[Data entries]
----------

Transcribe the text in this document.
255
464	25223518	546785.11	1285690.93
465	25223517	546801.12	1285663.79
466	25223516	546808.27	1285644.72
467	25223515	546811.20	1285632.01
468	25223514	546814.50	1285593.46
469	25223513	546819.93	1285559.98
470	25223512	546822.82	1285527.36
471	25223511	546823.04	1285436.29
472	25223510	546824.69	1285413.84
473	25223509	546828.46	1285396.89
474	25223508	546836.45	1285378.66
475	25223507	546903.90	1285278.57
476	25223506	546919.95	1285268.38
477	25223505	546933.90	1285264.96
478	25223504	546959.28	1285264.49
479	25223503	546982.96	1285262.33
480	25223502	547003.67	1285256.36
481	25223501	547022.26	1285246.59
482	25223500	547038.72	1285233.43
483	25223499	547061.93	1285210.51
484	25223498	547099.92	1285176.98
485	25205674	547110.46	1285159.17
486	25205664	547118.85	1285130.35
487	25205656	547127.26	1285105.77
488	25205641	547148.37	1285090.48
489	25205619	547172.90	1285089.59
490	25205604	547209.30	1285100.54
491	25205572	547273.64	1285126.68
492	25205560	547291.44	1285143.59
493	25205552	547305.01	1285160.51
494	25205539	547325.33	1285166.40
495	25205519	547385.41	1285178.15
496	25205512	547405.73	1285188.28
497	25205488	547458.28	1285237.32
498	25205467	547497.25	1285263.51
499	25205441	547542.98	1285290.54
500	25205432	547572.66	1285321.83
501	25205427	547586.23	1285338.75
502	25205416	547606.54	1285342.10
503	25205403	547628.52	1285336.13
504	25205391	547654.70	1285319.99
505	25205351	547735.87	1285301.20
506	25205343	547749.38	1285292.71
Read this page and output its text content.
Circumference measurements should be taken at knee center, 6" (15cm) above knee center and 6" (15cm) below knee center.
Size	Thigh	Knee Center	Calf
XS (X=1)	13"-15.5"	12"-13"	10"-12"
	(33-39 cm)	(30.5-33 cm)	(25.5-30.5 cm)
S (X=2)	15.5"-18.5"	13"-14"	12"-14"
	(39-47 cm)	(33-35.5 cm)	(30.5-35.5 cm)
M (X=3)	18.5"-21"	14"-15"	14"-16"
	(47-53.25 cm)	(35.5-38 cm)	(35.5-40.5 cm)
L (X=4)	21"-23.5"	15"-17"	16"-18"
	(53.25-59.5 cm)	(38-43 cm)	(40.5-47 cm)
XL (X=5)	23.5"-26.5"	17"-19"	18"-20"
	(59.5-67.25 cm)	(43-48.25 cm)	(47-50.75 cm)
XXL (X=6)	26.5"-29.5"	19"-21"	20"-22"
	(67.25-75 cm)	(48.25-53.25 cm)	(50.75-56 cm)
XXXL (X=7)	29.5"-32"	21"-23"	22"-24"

----------

WORK REQUIRED
Take the data above and return it exactly.

WRITTEN REPLY
Transcribe the text in this document.
255
464	25223518	546785.11	1285690.93
465	25223517	546801.12	1285663.79
466	25223516	546808.27	1285644.72
467	25223515	546811.20	1285632.01
468	25223514	546814.50	1285593.46
469	25223513	546819.93	1285559.98
470	25223512	546822.82	1285527.36
471	25223511	546823.04	1285436.29
472	25223510	546824.69	1285413.84
473	25223509	546828.46	1285396.89
474	25223508	546836.45	1285378.66
475	25223507	546903.90	1285278.57
476	25223506	546919.95	1285268.38
477	25223505	546933.90	1285264.96
478	25223504	546959.28	1285264.49
479	25223503	546982.96	1285262.33
480	25223502	547003.67	1285256.36
481	25223501	547022.26	1285246.59
482	25223500	547038.72	1285233.43
483	25223499	547061.93	1285210.51
484	25223498	547099.92	1285176.98
485	25205674	547110.46	1285159.17
486	25205664	547118.85	1285130.35
487	25205656	547127.26	1285105.77
488	25205641	547148.37	1285090.48
489	25205619	547172.90	1285089.59
490	25205604	547209.30	1285100.54
491	25205572	547273.64	1285126.68
492	25205560	547291.44	1285143.59
493	25205552	547305.01	1285160.51
494	25205539	547325.33	1285166.40
495	25205519	547385.41	1285178.15
496	25205512	547405.73	1285188.28
497	25205488	547458.28	1285237.32
498	25205467	547497.25	1285263.51
499	25205441	547542.98	1285290.54
500	25205432	547572.66	1285321.83
501	25205427	547586.23	1285338.75
502	25205416	547606.54	1285342.10
503	25205403	547628.52	1285336.13
504	25205391	547654.70	1285319.99
505	25205351	547735.87	1285301.20
506	25205343	547749.38	1285292.71
Read this page and output its text content.
Circumference measurements should be taken at knee center, 6" (15cm) above knee center and 6" (15cm) below knee center.
Size	Thigh	Knee Center	Calf
XS (X=1)	13"-15.5"	12"-13"	10"-12"
	(33-39 cm)	(30.5-33 cm)	(25.5-30.5 cm)
S (X=2)	15.5"-18.5"	13"-14"	12"-14"
	(39-47 cm)	(33-35.5 cm)	(30.5-35.5 cm)
M (X=3)	18.5"-21"	14"-15"	14"-16"
	(47-53.25 cm)	(35.5-38 cm)	(35.5-40.5 cm)
L (X=4)	21"-23.5"	15"-17"	16"-18"
	(53.25-59.5 cm)	(38-43 cm)	(40.5-47 cm)
XL (X=5)	23.5"-26.5"	17"-19"	18"-20"
	(59.5-67.25 cm)	(43-48.25 cm)	(47-50.75 cm)
XXL (X=6)	26.5"-29.5"	19"-21"	20"-22"
	(67.25-75 cm)	(48.25-53.25 cm)	(50.75-56 cm)
XXXL (X=7)	29.5"-32"	21"-23"	22"-24"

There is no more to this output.